TASKS TO CARRY OUT >>
1 > In the technology-class anecdote below, what did the teacher do right after seeing the writer's document?
2 > Continue the technology-class anecdote below, beginning after the last sentence of its comment.

PASSAGE >>
I remember once in "technology" class where we were asked to compose a small document with Corel WordPerfect, with a clip art. Well, I mistook "graph" for clip art, and got a weird square where I should have had a pretty icon. And I didn't know how to remove the square (couldn't select it with the mouse, and I didn't think of trying backspace or undo at that time). So I asked for help.

The instant the teacher saw my document, she said "Ahh, he crashed my computer!", then promptly closed the document without saving it. (15 minutes of work, dammit!)

Simply put, she didn't have the slightest idea about what went wrong, and assumed the worst. I flipped the bozo bit at that point, and never trusted her again.

1 comments

A good story, I think a lot of us have at least one story like that of interactions with the technologically-inept.

SOURCE MATERIAL >>
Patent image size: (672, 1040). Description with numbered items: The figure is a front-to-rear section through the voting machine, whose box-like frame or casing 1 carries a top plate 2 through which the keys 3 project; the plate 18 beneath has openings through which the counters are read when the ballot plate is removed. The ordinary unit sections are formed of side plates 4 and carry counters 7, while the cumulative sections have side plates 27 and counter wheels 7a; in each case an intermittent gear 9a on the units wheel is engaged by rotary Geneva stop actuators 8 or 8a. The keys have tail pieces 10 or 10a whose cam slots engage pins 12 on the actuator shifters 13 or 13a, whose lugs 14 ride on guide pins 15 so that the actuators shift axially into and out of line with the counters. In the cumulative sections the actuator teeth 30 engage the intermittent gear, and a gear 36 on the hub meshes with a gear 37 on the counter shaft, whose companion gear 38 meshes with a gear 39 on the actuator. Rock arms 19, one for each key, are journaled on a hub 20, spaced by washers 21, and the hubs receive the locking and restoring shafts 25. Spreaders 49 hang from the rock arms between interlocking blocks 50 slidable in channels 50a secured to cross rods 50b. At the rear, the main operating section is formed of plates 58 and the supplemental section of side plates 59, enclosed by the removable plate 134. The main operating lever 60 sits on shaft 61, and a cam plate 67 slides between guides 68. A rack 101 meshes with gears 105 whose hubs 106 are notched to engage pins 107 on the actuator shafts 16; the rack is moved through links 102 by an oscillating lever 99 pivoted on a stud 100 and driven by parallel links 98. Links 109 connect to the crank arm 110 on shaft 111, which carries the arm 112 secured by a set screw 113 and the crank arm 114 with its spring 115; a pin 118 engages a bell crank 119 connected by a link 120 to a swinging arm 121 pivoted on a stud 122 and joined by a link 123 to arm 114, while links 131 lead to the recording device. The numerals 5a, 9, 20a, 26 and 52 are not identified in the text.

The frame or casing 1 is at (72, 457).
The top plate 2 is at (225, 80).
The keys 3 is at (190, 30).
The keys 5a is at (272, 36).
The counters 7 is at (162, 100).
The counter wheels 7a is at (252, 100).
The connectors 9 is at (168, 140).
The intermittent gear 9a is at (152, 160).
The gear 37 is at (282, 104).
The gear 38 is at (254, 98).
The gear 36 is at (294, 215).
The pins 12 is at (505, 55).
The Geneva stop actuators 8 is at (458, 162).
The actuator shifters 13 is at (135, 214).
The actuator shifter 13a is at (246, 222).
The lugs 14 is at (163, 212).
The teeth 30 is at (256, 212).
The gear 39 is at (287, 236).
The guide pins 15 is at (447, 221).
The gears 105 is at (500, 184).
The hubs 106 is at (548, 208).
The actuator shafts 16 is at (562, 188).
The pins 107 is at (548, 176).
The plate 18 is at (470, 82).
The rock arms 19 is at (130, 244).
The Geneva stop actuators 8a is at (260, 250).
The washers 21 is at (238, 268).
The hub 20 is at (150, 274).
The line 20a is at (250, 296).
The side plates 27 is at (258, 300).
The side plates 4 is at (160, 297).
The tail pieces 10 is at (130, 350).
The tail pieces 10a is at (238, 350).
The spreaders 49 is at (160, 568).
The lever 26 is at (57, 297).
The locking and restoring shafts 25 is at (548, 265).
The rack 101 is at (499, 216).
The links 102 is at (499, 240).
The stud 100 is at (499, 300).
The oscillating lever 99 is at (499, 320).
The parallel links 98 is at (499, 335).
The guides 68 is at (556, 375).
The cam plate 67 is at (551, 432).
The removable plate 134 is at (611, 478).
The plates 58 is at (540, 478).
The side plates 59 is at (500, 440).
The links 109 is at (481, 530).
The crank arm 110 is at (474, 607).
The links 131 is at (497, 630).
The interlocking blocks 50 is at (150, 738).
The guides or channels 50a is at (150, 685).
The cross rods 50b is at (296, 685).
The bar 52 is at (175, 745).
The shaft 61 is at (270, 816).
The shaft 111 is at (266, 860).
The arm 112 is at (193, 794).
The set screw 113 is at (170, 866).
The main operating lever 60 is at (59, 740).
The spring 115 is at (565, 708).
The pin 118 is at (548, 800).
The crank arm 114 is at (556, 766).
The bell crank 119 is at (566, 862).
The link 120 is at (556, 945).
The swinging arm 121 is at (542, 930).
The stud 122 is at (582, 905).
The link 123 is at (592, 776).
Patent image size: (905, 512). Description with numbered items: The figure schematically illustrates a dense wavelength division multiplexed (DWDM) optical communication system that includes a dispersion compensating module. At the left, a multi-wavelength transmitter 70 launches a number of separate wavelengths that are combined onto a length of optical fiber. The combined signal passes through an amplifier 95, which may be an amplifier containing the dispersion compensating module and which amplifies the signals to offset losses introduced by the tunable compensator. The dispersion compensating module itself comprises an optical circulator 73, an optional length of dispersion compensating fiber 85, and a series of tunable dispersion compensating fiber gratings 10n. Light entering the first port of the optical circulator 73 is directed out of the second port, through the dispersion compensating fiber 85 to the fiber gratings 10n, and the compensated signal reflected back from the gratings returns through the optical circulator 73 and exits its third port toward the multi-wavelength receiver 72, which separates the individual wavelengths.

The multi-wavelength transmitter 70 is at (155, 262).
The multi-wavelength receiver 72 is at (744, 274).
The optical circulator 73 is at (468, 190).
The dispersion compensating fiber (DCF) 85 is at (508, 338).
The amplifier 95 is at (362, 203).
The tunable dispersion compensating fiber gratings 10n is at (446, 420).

ANSWERS PER TASK >>
1 > She exclaimed that he had crashed her computer and then closed the document without saving it.

2 >
But I wanted to ask you about your use of the term "flipping the bozo bit". I've seen others use that as a derisive way towards people they think less of, but curiously the source of this expression is prescribing precisely NOT doing this behaviour:

> McCarthy's Rule #4 is "Don't Flip The Bozo Bit". McCarthy's advice was that everyone has something to contribute — it's easy and tempting, when someone ticks you off or is mistaken (or both), to simply disregard all their input in the future by setting the "bozo flag" to TRUE for that person. But by taking that lazy way out, you poison team interactions and cannot avail yourself of help from the "bozo" ever again. https://en.wikipedia.org/wiki/Bozo_bit

Well, retrospectively, I'm not sure I should have flipped that bozo bit. I just remember that I did, at least as far as computers were concerned. (My bozo bits tend to have 2 entries: a person and a subject matter.)

More generally, though, it was one of those unmistakable proofs that authority isn't always legitimate. This happened often enough that I now decide for myself who has authority over me.